EXTRACT:
═══

Discriminant analysis revealed that 4 parameters as gender, FEV1 after preoperative rehabilitation, start value of 6MWD and distance travelled via cycle ergometer at the onset of the rehabilitation could accurately predict the severeness of postoperative complications in 67.0% of all cases (Table 6) (It discriminates “not severe” group in 67.1% correctly, “severe” group in 66.7%). According to jacknifed classification this hit ratio is 63.5%.

Table 6. Classification matrix of discriminant analysis I and jackknifed classification.

Type of classification Group Percent correct (%)
Classification matrix Not severe 67.1*
Severe 66.7
Total 67.0
Jackknifed classification Not severe 63.4
Severe 63.6*
Total 63.5

*, the best discriminating values (in percent of hit ratios).

At the second (extended) discriminant analysis the extent of the operation proved to have discriminating value, but not at the first place in row. Five values altogether can discriminate between the two severity groups in 66.4%— “severe” group can be discriminated in 72.5%, “not severe” in 64.2%. With a little bit more strict jackknifed classification these values are 67.5% and 62.3% in order (altogether 63.7%) (Table 7). The variables that has discriminating value are the following, according to descending of its discriminating force:

Table 7. Classification matrix of the (extended) discriminant analysis II and jackknifed classification.

Type of classification Group Percent correct (%)
Classification matrix Not severe 64.2
Severe 72.5*
Total 66.4
Jackknifed classification Not severe 62.3
Severe 67.5*
Total 63.7

*, the best discriminating values (in percent of hit ratios).

  • ❖ Gender;

  • ❖ Distance travelled via cycle ergometer at the onset of the rehabilitation;

  • ❖ FEV1 after preoperative rehabilitation;

  • ❖ Extent of the operation;

  • ❖ Start value of 6MWD.

═══

Retype the discriminant analysis passage from "At the second" to "II and jackknifed classification.".

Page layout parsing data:

═══

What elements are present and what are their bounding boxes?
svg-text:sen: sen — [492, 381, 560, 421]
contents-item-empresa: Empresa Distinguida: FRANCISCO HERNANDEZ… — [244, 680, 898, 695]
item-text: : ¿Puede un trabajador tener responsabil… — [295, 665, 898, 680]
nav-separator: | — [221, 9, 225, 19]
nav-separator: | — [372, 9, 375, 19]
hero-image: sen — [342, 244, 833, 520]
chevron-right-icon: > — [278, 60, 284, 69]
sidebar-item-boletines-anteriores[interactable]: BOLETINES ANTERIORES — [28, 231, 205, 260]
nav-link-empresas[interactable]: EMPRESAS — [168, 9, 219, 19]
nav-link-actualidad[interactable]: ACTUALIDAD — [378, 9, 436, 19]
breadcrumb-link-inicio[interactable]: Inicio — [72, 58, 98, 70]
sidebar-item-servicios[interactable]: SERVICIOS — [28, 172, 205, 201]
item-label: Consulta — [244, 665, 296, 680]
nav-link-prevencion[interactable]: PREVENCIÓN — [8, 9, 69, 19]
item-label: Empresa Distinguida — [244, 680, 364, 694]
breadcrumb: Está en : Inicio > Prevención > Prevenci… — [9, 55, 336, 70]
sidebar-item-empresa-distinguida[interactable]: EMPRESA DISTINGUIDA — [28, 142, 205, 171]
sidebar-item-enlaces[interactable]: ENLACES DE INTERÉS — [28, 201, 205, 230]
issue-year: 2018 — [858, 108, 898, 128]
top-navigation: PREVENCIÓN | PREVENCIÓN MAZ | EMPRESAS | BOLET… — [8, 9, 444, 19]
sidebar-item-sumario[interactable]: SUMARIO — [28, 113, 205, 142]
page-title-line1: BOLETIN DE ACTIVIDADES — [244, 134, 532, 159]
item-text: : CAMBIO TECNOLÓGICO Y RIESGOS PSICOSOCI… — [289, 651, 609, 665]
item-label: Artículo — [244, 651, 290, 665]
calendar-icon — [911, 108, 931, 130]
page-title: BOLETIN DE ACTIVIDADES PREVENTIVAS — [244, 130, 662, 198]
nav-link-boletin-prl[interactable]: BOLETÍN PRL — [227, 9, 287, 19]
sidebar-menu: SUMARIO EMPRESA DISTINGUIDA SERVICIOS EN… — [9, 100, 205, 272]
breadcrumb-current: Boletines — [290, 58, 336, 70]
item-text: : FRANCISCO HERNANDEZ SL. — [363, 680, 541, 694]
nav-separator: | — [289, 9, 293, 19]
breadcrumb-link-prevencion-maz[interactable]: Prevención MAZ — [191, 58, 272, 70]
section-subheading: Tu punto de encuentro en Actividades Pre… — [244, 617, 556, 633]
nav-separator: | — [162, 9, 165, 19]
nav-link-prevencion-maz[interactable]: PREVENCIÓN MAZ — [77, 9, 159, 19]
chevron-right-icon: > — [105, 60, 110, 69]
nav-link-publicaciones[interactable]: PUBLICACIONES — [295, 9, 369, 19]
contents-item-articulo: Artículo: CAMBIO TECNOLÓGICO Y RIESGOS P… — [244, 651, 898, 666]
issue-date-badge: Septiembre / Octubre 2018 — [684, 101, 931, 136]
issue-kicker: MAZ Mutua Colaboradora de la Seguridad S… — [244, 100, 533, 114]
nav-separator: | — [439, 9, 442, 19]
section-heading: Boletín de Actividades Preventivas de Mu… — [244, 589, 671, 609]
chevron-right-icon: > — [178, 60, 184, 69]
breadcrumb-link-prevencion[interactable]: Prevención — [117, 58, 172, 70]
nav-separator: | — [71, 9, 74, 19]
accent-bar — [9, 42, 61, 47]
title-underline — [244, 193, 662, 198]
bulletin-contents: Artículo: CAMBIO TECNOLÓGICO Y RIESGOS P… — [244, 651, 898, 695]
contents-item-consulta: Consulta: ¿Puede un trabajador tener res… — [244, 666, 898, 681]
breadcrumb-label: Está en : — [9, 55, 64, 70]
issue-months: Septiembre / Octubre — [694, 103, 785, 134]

═══

EXERCISE OUTPUT:
At the second (extended) discriminant analysis the extent of the operation proved to have discriminating value, but not at the first place in row. Five values altogether can discriminate between the two severity groups in 66.4%— “severe” group can be discriminated in 72.5%, “not severe” in 64.2%. With a little bit more strict jackknifed classification these values are 67.5% and 62.3% in order (altogether 63.7%) (Table 7). The variables that has discriminating value are the following, according to descending of its discriminating force:

Table 7. Classification matrix of the (extended) discriminant analysis II and jackknifed classification.